Copy, from the entries below, each line in which the string "Landschaften" appears.

═════ Data shown ═════

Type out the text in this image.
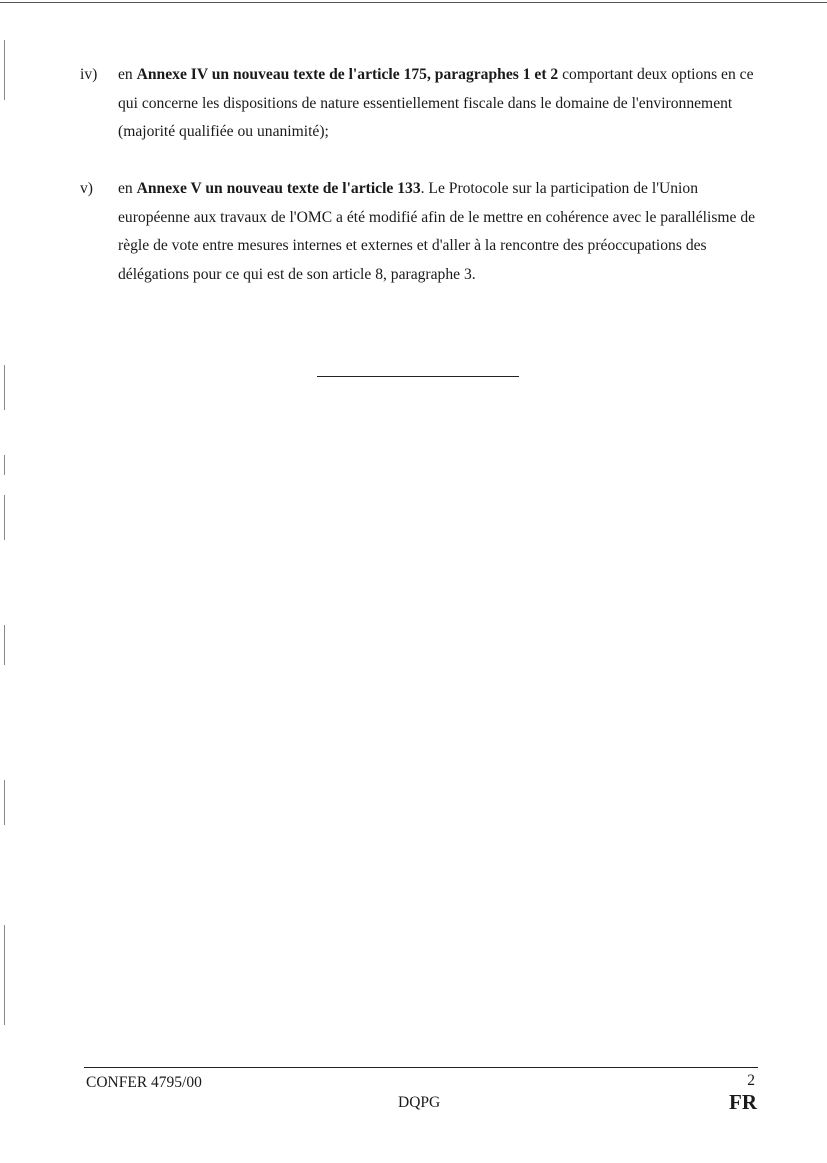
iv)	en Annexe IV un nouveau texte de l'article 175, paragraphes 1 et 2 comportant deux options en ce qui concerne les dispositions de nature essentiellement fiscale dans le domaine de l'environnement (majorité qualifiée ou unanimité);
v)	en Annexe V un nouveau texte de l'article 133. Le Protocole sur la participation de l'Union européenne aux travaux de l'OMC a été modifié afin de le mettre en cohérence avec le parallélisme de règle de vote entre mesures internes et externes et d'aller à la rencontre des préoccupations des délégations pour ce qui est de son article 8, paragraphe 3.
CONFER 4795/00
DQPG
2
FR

═════
═════ Data shown ═════

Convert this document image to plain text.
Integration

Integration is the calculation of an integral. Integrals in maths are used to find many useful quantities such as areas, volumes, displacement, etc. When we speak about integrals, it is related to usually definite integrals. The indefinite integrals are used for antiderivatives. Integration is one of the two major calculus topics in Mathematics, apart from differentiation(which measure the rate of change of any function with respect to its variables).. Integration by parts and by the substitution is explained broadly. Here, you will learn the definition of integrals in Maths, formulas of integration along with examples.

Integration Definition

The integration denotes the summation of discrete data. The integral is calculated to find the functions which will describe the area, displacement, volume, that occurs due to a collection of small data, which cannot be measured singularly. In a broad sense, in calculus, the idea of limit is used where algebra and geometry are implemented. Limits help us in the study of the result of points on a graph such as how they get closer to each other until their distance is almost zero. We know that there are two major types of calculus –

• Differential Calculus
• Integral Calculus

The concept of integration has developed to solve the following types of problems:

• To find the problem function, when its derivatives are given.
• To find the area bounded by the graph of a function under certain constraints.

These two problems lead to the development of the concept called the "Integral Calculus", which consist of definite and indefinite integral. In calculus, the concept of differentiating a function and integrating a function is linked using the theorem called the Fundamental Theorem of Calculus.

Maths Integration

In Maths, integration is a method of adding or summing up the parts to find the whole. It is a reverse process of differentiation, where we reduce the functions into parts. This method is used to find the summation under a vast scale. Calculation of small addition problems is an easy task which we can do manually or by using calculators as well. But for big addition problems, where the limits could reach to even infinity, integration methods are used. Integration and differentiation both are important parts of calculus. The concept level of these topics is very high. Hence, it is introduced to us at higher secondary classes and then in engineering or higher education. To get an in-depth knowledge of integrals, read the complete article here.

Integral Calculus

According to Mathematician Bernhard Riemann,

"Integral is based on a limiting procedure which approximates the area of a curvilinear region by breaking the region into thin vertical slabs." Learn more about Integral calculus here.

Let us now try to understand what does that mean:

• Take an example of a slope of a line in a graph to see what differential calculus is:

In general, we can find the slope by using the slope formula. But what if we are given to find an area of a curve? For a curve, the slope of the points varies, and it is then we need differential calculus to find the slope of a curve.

═════
═════ Data shown ═════

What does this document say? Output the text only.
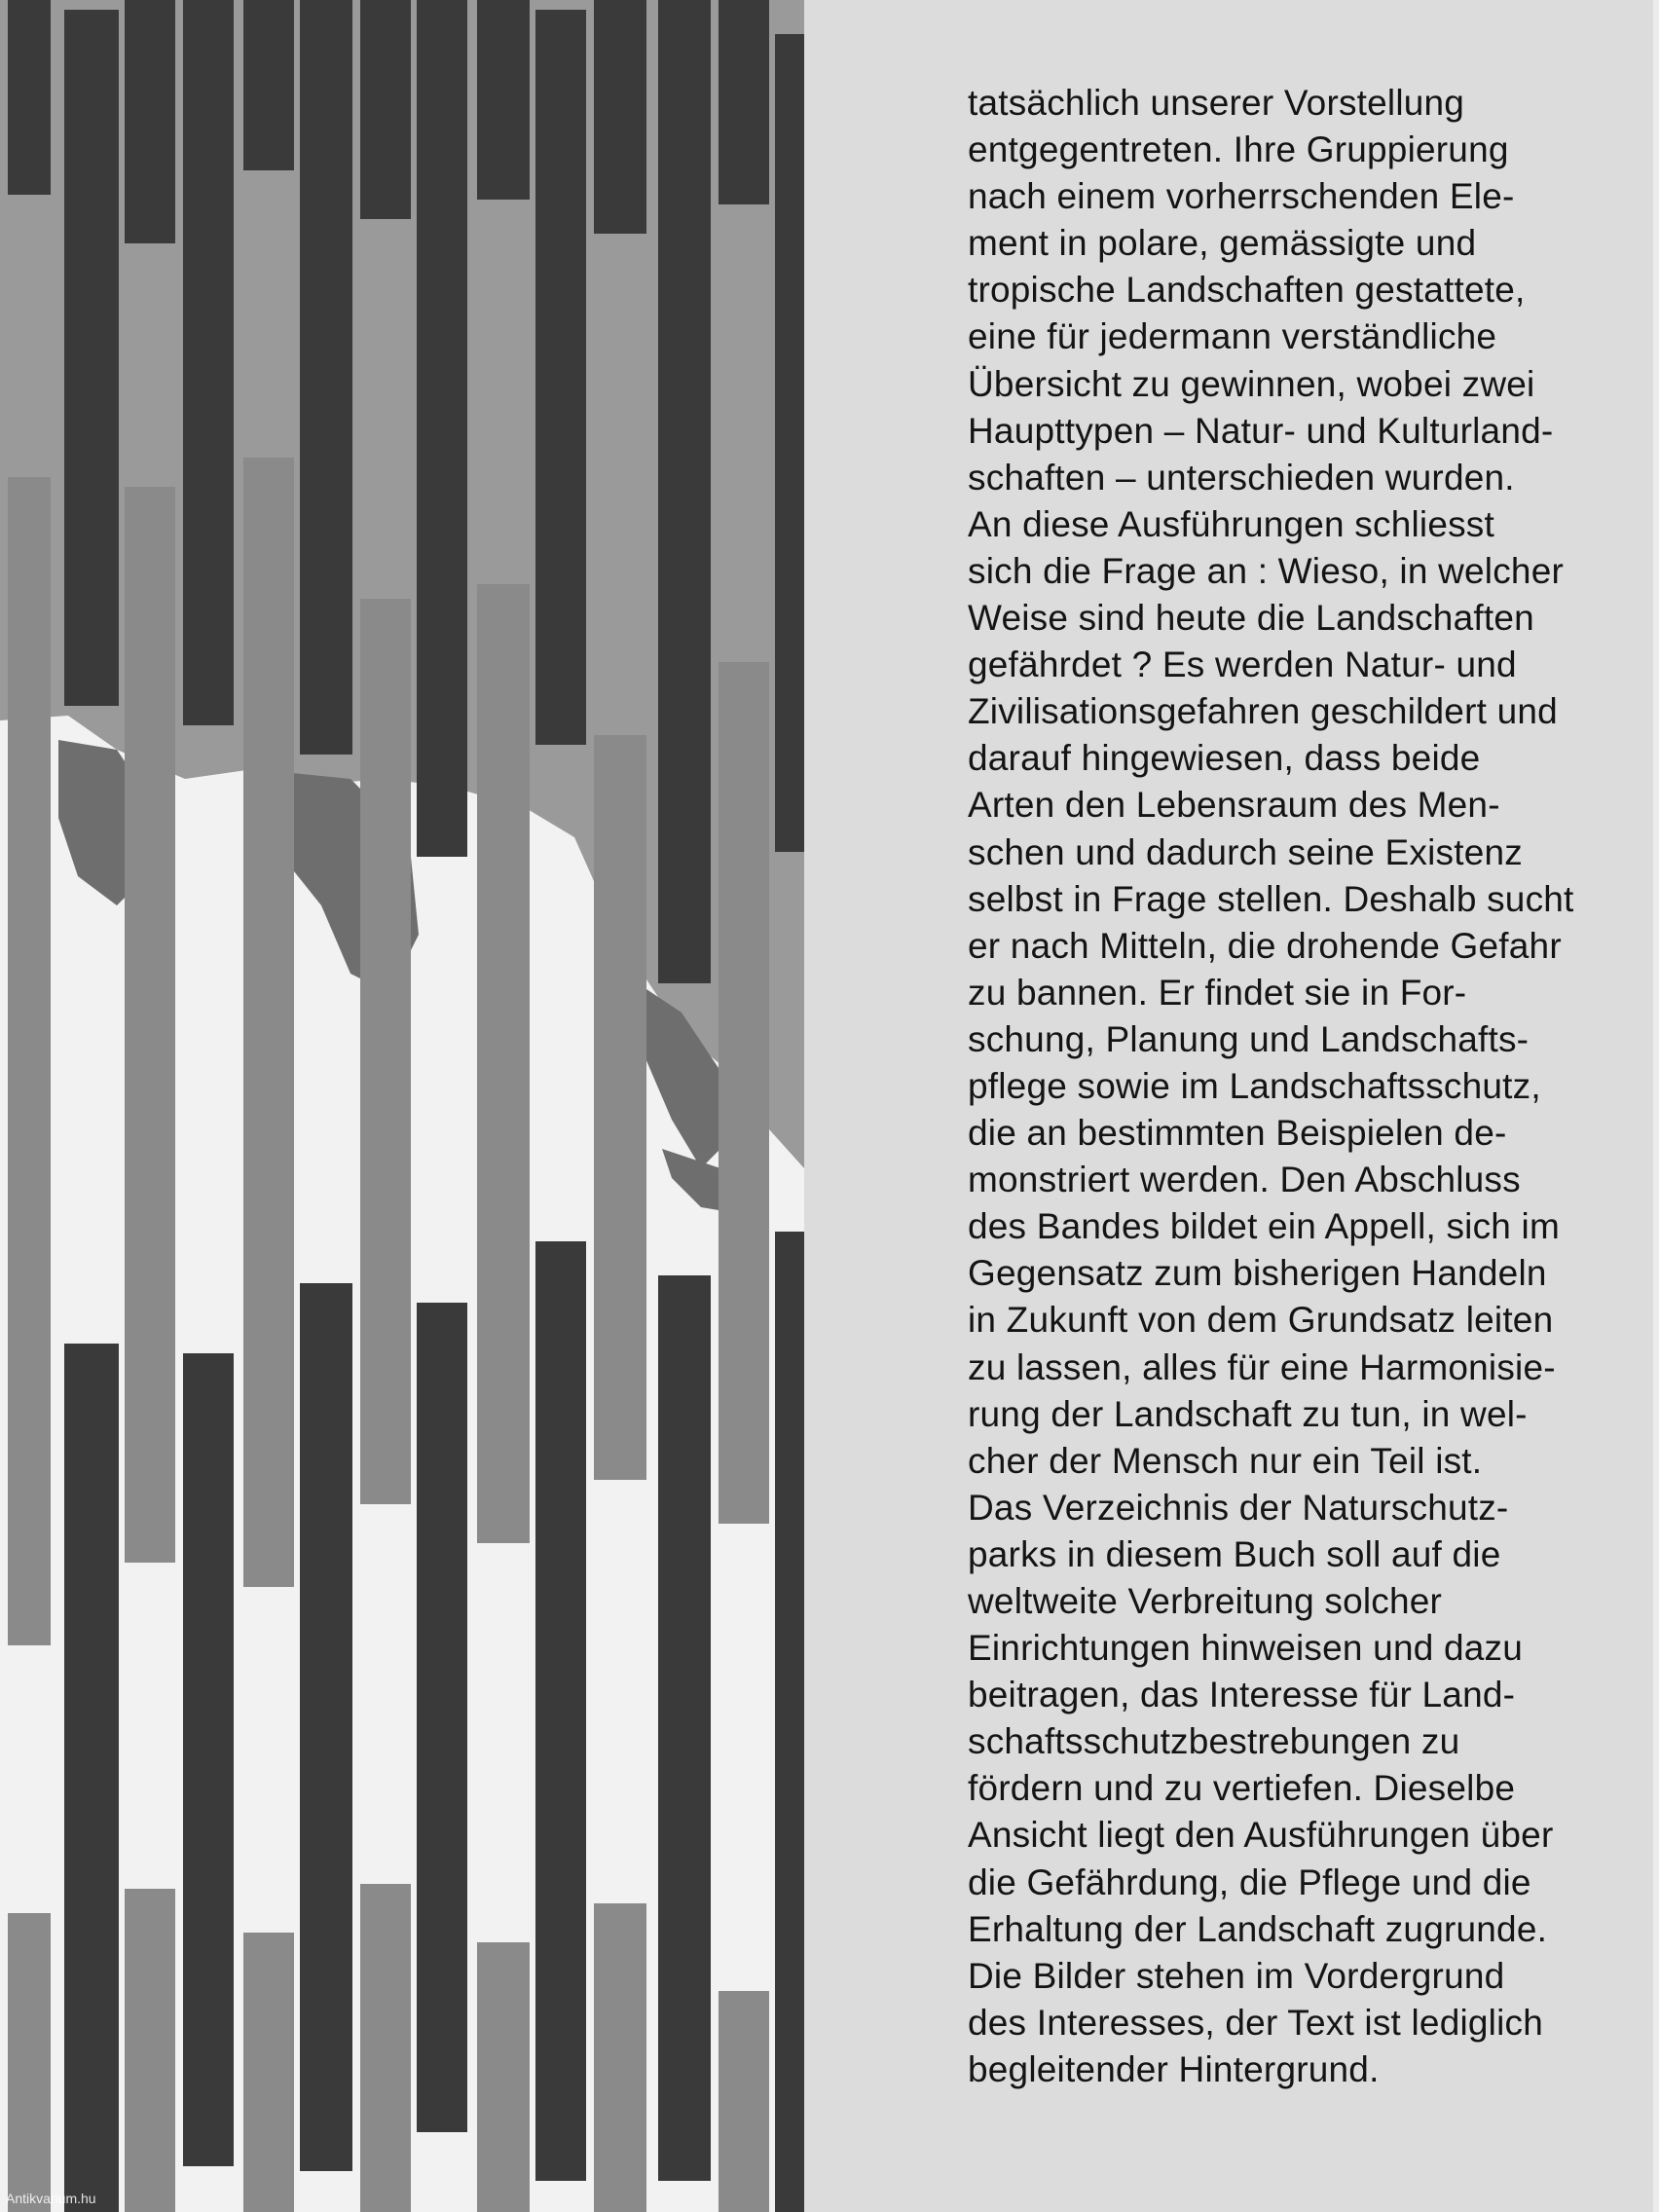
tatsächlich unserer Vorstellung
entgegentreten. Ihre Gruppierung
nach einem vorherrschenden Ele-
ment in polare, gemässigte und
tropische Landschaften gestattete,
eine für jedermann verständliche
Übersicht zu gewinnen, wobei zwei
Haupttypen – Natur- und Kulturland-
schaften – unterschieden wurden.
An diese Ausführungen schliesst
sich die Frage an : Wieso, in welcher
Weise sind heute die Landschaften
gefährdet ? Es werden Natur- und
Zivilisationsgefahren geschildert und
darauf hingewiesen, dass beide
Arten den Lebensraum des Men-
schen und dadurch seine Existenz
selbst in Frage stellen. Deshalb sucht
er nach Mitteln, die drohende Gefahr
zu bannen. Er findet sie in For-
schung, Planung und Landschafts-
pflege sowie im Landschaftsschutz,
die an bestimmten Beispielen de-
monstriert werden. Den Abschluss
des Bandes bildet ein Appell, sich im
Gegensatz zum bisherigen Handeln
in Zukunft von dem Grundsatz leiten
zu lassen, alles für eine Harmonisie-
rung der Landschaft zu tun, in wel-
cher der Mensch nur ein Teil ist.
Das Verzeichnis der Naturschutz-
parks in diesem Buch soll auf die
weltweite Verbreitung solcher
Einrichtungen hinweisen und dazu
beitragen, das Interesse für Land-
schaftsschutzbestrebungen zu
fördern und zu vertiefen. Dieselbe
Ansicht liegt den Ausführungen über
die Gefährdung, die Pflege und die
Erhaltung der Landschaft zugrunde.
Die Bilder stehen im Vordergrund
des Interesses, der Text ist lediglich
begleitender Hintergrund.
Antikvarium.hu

═════

◆ **Solution for this task**
tropische Landschaften gestattete,
Weise sind heute die Landschaften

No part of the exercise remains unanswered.